━━ INFORMATION SHOWN ━━

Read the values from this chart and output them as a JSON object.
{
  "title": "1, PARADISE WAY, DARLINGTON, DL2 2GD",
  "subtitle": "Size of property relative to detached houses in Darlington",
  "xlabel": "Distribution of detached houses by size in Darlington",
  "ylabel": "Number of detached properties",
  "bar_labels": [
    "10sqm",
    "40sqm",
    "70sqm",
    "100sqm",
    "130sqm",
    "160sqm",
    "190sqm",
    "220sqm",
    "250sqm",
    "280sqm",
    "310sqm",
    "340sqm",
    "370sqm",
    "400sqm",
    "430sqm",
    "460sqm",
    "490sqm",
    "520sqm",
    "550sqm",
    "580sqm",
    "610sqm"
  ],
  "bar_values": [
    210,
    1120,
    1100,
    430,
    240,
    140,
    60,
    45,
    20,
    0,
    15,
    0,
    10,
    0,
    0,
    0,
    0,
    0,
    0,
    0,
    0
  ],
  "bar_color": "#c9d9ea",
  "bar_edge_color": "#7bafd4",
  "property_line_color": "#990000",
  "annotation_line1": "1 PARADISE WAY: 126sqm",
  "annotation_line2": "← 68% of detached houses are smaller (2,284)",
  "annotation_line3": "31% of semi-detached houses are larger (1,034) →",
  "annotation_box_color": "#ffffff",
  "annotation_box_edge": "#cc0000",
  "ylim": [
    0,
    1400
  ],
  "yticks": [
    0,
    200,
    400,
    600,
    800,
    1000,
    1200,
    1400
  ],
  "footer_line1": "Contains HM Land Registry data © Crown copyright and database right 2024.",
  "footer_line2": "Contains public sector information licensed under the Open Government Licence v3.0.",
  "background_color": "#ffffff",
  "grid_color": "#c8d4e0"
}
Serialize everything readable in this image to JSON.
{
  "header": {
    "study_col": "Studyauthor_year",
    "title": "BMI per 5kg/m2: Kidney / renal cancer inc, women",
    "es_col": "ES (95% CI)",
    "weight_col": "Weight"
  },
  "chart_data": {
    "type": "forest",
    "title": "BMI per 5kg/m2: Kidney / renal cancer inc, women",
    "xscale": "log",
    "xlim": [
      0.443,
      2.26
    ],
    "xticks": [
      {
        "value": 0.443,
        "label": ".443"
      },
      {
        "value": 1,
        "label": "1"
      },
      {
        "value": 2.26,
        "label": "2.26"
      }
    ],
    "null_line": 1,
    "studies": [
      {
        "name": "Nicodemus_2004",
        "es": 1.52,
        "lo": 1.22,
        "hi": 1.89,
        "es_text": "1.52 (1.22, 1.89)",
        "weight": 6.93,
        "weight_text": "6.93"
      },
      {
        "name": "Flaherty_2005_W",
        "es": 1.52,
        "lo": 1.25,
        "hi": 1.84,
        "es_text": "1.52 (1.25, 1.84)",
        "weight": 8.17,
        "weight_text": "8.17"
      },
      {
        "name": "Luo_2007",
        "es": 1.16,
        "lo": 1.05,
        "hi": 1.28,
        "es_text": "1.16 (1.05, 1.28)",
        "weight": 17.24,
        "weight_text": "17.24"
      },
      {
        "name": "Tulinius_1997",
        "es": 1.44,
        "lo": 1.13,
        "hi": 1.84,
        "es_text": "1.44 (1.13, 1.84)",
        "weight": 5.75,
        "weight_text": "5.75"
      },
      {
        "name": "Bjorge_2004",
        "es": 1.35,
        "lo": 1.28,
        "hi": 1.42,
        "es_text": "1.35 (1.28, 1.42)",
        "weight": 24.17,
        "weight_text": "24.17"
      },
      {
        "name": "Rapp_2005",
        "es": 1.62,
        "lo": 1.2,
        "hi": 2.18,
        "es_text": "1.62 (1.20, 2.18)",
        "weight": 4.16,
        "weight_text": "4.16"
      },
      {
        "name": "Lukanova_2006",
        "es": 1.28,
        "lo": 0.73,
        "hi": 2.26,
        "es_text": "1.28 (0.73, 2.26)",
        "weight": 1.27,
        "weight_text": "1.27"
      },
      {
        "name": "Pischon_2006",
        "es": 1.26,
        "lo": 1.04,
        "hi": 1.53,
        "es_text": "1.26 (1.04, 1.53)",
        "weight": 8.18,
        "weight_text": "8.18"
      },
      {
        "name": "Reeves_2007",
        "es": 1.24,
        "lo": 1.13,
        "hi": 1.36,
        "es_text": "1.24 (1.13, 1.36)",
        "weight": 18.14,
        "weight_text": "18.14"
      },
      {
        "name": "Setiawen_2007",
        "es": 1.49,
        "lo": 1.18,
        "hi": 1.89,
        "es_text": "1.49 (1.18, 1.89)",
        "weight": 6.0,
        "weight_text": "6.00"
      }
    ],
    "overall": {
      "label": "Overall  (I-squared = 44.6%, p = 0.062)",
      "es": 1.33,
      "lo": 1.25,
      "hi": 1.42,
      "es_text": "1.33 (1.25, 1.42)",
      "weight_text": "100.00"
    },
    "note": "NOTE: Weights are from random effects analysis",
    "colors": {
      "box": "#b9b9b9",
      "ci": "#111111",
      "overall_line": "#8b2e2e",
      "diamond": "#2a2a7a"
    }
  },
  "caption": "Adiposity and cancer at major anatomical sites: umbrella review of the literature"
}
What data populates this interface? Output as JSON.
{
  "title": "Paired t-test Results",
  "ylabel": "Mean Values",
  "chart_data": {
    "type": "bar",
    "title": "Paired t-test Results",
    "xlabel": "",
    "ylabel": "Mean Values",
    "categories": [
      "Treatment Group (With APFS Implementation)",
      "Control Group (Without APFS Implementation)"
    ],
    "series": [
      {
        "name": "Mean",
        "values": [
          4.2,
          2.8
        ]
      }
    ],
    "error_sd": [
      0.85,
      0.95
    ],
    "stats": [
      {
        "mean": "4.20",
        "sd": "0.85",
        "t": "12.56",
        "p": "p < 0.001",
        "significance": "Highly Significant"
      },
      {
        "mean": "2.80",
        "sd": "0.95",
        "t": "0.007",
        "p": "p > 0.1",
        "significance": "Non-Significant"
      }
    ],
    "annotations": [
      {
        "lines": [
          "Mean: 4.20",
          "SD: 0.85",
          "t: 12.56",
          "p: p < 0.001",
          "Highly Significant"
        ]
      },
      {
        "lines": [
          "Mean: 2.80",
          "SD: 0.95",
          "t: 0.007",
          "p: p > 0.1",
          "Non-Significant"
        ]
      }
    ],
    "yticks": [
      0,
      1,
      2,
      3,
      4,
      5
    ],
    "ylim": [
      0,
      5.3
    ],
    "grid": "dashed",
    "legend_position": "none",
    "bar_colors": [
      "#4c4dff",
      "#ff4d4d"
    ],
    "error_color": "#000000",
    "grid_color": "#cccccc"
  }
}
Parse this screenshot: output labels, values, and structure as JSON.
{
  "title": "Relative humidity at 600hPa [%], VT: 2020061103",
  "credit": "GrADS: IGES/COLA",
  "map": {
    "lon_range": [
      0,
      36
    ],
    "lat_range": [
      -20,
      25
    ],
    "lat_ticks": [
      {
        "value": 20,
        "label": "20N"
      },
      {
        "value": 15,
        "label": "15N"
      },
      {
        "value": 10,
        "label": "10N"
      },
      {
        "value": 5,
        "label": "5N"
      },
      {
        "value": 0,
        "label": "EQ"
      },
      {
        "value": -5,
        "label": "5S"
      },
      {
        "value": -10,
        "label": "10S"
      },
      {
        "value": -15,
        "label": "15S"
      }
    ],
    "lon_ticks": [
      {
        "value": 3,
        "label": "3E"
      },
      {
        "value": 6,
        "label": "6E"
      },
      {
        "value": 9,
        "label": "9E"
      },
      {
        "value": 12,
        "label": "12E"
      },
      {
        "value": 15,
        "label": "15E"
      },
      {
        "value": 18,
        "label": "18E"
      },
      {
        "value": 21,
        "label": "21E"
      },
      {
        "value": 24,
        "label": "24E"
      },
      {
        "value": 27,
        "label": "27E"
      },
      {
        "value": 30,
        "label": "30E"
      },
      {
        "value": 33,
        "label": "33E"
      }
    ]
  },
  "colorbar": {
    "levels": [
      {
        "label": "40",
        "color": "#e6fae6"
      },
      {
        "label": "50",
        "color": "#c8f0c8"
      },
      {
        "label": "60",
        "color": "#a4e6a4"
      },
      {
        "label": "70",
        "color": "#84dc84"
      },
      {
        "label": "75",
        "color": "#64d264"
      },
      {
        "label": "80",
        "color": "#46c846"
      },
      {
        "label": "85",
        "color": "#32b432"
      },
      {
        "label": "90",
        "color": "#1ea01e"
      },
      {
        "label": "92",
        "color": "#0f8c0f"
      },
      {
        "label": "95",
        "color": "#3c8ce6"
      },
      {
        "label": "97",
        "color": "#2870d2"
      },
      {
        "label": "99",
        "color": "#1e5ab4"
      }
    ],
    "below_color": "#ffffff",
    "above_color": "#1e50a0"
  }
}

━━━

> _DIRECTIVE_
Copy out each line in the listing that has the word "Highly".

> _EXPECTED ANSWER_
        "significance": "Highly Significant"
          "Highly Significant"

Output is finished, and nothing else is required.